Please give the listing again, word for word, with nothing left out.
:::
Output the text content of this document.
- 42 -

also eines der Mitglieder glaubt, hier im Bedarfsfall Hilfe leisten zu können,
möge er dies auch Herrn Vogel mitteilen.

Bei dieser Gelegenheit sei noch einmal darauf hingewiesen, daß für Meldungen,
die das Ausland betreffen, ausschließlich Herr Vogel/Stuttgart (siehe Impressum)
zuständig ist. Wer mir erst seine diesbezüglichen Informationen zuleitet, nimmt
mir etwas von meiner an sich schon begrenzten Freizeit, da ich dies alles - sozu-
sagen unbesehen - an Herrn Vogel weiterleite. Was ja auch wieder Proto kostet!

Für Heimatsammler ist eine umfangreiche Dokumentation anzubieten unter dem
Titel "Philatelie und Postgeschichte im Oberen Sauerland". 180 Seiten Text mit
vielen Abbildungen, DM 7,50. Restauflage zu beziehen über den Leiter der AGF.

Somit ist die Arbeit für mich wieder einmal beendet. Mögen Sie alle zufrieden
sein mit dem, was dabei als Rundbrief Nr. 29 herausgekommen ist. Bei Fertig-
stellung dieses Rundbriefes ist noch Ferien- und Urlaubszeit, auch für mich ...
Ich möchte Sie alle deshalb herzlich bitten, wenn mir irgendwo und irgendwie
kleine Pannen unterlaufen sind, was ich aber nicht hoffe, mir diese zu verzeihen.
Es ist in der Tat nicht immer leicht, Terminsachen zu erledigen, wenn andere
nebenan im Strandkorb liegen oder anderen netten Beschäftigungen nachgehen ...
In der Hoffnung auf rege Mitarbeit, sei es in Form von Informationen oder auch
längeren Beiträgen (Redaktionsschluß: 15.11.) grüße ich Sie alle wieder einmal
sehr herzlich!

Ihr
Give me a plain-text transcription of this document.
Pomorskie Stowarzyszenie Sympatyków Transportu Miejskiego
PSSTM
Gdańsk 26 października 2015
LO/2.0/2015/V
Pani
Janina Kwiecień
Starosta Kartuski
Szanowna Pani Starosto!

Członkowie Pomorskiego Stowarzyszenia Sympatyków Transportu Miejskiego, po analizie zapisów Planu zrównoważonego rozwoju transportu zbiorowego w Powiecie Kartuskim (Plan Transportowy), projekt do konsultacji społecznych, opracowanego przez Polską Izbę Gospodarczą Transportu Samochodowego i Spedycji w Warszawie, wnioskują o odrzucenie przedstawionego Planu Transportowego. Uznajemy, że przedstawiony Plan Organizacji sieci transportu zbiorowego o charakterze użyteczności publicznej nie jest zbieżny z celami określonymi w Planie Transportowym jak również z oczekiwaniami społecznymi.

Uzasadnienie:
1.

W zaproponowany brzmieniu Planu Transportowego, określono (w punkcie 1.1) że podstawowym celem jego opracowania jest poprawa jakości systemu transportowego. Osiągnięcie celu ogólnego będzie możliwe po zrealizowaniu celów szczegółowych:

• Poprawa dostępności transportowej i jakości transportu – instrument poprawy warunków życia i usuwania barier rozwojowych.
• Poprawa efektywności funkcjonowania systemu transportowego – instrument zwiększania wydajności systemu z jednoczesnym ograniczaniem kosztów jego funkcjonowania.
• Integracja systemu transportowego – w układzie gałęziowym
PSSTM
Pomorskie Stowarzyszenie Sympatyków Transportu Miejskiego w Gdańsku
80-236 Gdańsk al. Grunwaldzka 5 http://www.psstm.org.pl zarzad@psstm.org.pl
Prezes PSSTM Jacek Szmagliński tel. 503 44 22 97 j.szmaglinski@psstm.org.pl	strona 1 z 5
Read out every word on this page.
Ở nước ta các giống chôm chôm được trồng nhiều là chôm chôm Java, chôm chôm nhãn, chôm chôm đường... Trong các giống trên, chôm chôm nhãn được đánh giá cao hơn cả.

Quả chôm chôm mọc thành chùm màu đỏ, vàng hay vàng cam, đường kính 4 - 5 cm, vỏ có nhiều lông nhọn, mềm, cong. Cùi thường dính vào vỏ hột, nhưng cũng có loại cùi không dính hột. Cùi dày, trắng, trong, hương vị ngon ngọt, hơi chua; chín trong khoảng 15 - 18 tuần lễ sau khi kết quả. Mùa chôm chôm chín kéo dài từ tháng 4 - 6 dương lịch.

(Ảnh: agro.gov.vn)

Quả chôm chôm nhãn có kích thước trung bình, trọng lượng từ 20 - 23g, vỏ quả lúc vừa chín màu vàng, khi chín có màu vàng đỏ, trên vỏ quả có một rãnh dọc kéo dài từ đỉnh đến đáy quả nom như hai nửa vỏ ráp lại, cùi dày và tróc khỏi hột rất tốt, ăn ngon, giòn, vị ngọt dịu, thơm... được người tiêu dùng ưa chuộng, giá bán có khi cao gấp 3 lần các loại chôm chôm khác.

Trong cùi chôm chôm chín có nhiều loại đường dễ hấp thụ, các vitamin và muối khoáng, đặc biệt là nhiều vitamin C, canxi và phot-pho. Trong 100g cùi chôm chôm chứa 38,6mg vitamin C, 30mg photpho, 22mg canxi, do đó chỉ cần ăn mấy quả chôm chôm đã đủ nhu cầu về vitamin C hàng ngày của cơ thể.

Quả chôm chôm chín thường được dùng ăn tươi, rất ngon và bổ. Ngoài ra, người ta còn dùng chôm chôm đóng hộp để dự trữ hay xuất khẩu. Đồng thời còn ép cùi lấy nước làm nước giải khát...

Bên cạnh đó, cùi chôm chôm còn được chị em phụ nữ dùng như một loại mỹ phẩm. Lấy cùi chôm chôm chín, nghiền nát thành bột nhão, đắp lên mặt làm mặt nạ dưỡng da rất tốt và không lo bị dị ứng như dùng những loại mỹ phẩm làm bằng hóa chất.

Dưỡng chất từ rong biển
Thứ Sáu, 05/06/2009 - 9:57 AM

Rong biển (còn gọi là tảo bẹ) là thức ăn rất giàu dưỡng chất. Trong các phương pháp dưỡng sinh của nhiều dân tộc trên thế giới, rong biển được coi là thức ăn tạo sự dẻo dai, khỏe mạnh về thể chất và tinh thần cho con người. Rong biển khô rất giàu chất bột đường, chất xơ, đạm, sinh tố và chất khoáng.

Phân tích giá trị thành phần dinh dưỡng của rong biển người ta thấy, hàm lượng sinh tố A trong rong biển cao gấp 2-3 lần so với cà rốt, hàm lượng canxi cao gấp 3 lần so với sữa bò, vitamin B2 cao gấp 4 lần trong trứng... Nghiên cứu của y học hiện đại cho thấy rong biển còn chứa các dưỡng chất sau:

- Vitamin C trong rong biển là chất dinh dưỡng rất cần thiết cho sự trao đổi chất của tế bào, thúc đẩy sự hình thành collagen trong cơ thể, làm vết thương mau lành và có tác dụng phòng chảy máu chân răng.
:::
__COMPLETE RESPONSE__
Output the text content of this document.
- 42 -

also eines der Mitglieder glaubt, hier im Bedarfsfall Hilfe leisten zu können,
möge er dies auch Herrn Vogel mitteilen.

Bei dieser Gelegenheit sei noch einmal darauf hingewiesen, daß für Meldungen,
die das Ausland betreffen, ausschließlich Herr Vogel/Stuttgart (siehe Impressum)
zuständig ist. Wer mir erst seine diesbezüglichen Informationen zuleitet, nimmt
mir etwas von meiner an sich schon begrenzten Freizeit, da ich dies alles - sozu-
sagen unbesehen - an Herrn Vogel weiterleite. Was ja auch wieder Proto kostet!

Für Heimatsammler ist eine umfangreiche Dokumentation anzubieten unter dem
Titel "Philatelie und Postgeschichte im Oberen Sauerland". 180 Seiten Text mit
vielen Abbildungen, DM 7,50. Restauflage zu beziehen über den Leiter der AGF.

Somit ist die Arbeit für mich wieder einmal beendet. Mögen Sie alle zufrieden
sein mit dem, was dabei als Rundbrief Nr. 29 herausgekommen ist. Bei Fertig-
stellung dieses Rundbriefes ist noch Ferien- und Urlaubszeit, auch für mich ...
Ich möchte Sie alle deshalb herzlich bitten, wenn mir irgendwo und irgendwie
kleine Pannen unterlaufen sind, was ich aber nicht hoffe, mir diese zu verzeihen.
Es ist in der Tat nicht immer leicht, Terminsachen zu erledigen, wenn andere
nebenan im Strandkorb liegen oder anderen netten Beschäftigungen nachgehen ...
In der Hoffnung auf rege Mitarbeit, sei es in Form von Informationen oder auch
längeren Beiträgen (Redaktionsschluß: 15.11.) grüße ich Sie alle wieder einmal
sehr herzlich!

Ihr
Give me a plain-text transcription of this document.
Pomorskie Stowarzyszenie Sympatyków Transportu Miejskiego
PSSTM
Gdańsk 26 października 2015
LO/2.0/2015/V
Pani
Janina Kwiecień
Starosta Kartuski
Szanowna Pani Starosto!

Członkowie Pomorskiego Stowarzyszenia Sympatyków Transportu Miejskiego, po analizie zapisów Planu zrównoważonego rozwoju transportu zbiorowego w Powiecie Kartuskim (Plan Transportowy), projekt do konsultacji społecznych, opracowanego przez Polską Izbę Gospodarczą Transportu Samochodowego i Spedycji w Warszawie, wnioskują o odrzucenie przedstawionego Planu Transportowego. Uznajemy, że przedstawiony Plan Organizacji sieci transportu zbiorowego o charakterze użyteczności publicznej nie jest zbieżny z celami określonymi w Planie Transportowym jak również z oczekiwaniami społecznymi.

Uzasadnienie:
1.

W zaproponowany brzmieniu Planu Transportowego, określono (w punkcie 1.1) że podstawowym celem jego opracowania jest poprawa jakości systemu transportowego. Osiągnięcie celu ogólnego będzie możliwe po zrealizowaniu celów szczegółowych:

• Poprawa dostępności transportowej i jakości transportu – instrument poprawy warunków życia i usuwania barier rozwojowych.
• Poprawa efektywności funkcjonowania systemu transportowego – instrument zwiększania wydajności systemu z jednoczesnym ograniczaniem kosztów jego funkcjonowania.
• Integracja systemu transportowego – w układzie gałęziowym
PSSTM
Pomorskie Stowarzyszenie Sympatyków Transportu Miejskiego w Gdańsku
80-236 Gdańsk al. Grunwaldzka 5 http://www.psstm.org.pl zarzad@psstm.org.pl
Prezes PSSTM Jacek Szmagliński tel. 503 44 22 97 j.szmaglinski@psstm.org.pl	strona 1 z 5
Read out every word on this page.
Ở nước ta các giống chôm chôm được trồng nhiều là chôm chôm Java, chôm chôm nhãn, chôm chôm đường... Trong các giống trên, chôm chôm nhãn được đánh giá cao hơn cả.

Quả chôm chôm mọc thành chùm màu đỏ, vàng hay vàng cam, đường kính 4 - 5 cm, vỏ có nhiều lông nhọn, mềm, cong. Cùi thường dính vào vỏ hột, nhưng cũng có loại cùi không dính hột. Cùi dày, trắng, trong, hương vị ngon ngọt, hơi chua; chín trong khoảng 15 - 18 tuần lễ sau khi kết quả. Mùa chôm chôm chín kéo dài từ tháng 4 - 6 dương lịch.

(Ảnh: agro.gov.vn)

Quả chôm chôm nhãn có kích thước trung bình, trọng lượng từ 20 - 23g, vỏ quả lúc vừa chín màu vàng, khi chín có màu vàng đỏ, trên vỏ quả có một rãnh dọc kéo dài từ đỉnh đến đáy quả nom như hai nửa vỏ ráp lại, cùi dày và tróc khỏi hột rất tốt, ăn ngon, giòn, vị ngọt dịu, thơm... được người tiêu dùng ưa chuộng, giá bán có khi cao gấp 3 lần các loại chôm chôm khác.

Trong cùi chôm chôm chín có nhiều loại đường dễ hấp thụ, các vitamin và muối khoáng, đặc biệt là nhiều vitamin C, canxi và phot-pho. Trong 100g cùi chôm chôm chứa 38,6mg vitamin C, 30mg photpho, 22mg canxi, do đó chỉ cần ăn mấy quả chôm chôm đã đủ nhu cầu về vitamin C hàng ngày của cơ thể.

Quả chôm chôm chín thường được dùng ăn tươi, rất ngon và bổ. Ngoài ra, người ta còn dùng chôm chôm đóng hộp để dự trữ hay xuất khẩu. Đồng thời còn ép cùi lấy nước làm nước giải khát...

Bên cạnh đó, cùi chôm chôm còn được chị em phụ nữ dùng như một loại mỹ phẩm. Lấy cùi chôm chôm chín, nghiền nát thành bột nhão, đắp lên mặt làm mặt nạ dưỡng da rất tốt và không lo bị dị ứng như dùng những loại mỹ phẩm làm bằng hóa chất.

Dưỡng chất từ rong biển
Thứ Sáu, 05/06/2009 - 9:57 AM

Rong biển (còn gọi là tảo bẹ) là thức ăn rất giàu dưỡng chất. Trong các phương pháp dưỡng sinh của nhiều dân tộc trên thế giới, rong biển được coi là thức ăn tạo sự dẻo dai, khỏe mạnh về thể chất và tinh thần cho con người. Rong biển khô rất giàu chất bột đường, chất xơ, đạm, sinh tố và chất khoáng.

Phân tích giá trị thành phần dinh dưỡng của rong biển người ta thấy, hàm lượng sinh tố A trong rong biển cao gấp 2-3 lần so với cà rốt, hàm lượng canxi cao gấp 3 lần so với sữa bò, vitamin B2 cao gấp 4 lần trong trứng... Nghiên cứu của y học hiện đại cho thấy rong biển còn chứa các dưỡng chất sau:

- Vitamin C trong rong biển là chất dinh dưỡng rất cần thiết cho sự trao đổi chất của tế bào, thúc đẩy sự hình thành collagen trong cơ thể, làm vết thương mau lành và có tác dụng phòng chảy máu chân răng.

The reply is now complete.